*WORK INSTRUCTIONS*: Give the number of lines holding the string "项目概览", and nothing else.

*DATA ENTRIES*:

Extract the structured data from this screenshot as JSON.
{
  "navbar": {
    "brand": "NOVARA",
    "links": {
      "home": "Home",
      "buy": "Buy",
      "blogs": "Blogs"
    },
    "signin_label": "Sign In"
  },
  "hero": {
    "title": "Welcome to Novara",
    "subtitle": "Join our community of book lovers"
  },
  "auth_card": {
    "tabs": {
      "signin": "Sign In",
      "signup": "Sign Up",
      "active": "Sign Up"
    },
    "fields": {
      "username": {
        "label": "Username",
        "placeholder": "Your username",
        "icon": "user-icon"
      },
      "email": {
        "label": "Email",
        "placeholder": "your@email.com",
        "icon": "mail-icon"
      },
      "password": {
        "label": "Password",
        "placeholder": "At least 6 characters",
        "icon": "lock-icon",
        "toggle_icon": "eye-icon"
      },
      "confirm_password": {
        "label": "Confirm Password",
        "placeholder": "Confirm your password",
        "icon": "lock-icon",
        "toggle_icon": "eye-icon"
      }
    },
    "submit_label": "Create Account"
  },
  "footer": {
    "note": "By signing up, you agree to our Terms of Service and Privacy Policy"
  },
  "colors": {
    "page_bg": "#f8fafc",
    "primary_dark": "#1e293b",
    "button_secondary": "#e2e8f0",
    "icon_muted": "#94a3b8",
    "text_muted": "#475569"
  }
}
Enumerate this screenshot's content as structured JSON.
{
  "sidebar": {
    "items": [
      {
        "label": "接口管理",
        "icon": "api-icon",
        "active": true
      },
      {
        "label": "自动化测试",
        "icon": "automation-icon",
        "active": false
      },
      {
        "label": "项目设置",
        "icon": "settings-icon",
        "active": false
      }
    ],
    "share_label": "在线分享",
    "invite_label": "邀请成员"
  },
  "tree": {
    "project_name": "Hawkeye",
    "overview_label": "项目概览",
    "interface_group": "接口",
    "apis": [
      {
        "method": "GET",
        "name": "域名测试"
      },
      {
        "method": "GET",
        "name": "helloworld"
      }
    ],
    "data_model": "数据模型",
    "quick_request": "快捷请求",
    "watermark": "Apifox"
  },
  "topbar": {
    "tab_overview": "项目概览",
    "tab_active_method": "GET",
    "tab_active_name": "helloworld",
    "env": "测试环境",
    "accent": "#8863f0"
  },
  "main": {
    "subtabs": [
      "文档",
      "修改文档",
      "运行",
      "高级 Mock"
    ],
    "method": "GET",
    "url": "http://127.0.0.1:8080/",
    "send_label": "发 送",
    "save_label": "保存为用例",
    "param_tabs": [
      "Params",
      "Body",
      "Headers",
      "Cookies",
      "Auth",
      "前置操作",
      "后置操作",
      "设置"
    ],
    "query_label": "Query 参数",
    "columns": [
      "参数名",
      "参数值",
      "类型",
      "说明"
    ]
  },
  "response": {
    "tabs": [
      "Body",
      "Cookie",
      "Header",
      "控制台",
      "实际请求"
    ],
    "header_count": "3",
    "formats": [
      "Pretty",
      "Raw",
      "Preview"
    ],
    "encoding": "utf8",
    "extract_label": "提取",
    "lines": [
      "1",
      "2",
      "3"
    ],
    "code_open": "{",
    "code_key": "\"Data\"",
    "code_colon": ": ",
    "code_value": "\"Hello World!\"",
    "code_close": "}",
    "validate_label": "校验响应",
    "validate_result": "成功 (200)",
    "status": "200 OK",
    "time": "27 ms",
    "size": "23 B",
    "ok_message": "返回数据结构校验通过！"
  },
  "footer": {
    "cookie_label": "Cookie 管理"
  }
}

*TASK ANSWER*: 2